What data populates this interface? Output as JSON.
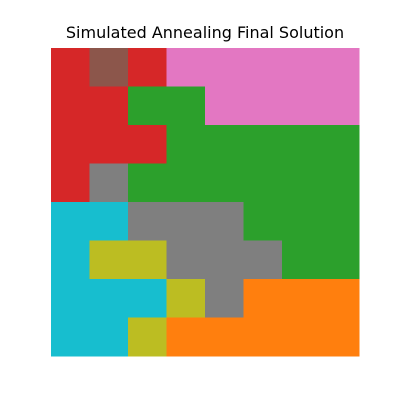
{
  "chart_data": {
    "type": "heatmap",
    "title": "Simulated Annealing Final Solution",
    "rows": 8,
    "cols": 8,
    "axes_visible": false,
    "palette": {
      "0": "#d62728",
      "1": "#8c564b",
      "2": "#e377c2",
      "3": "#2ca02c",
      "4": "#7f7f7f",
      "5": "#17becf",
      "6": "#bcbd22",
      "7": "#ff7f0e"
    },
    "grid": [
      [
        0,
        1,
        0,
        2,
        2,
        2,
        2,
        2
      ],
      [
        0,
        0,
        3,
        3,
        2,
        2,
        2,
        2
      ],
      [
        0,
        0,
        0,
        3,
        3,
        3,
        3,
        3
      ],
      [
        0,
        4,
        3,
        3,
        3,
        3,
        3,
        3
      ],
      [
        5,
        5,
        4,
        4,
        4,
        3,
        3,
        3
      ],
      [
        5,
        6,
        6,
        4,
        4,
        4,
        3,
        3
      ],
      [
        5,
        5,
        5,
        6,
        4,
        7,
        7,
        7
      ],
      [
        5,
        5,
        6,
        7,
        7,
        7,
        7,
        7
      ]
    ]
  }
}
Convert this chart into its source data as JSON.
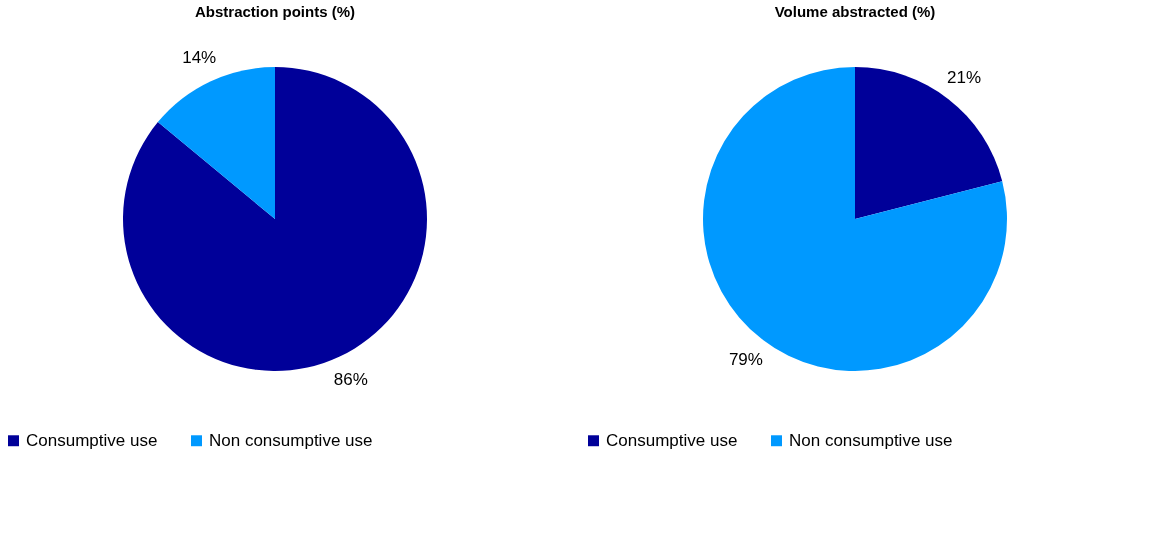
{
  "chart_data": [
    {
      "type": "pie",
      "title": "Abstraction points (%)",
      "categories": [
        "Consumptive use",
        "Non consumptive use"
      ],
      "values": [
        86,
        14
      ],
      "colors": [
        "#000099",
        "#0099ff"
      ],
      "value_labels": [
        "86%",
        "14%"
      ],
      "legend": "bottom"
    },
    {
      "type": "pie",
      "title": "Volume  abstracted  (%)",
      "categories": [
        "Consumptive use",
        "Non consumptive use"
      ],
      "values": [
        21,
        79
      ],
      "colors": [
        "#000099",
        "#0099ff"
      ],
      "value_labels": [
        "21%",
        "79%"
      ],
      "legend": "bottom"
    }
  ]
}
...
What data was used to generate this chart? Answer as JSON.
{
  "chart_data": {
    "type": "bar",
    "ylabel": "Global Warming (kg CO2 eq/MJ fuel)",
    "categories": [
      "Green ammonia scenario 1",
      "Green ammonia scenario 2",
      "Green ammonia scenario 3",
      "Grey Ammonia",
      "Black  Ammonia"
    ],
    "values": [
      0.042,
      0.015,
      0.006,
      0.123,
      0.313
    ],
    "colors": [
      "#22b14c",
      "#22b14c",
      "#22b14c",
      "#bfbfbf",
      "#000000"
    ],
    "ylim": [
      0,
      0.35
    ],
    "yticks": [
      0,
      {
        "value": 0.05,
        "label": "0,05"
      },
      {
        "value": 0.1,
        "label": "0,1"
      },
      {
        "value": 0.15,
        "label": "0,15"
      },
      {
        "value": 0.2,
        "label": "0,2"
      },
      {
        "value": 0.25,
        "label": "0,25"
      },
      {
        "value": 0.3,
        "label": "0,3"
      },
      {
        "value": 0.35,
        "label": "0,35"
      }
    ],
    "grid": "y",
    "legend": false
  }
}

DESCRIPTION OF THE TASK -
Across the entries, how many lines hold the word "title"? Say only the number.

RESULT OF THE EXERCISE -
3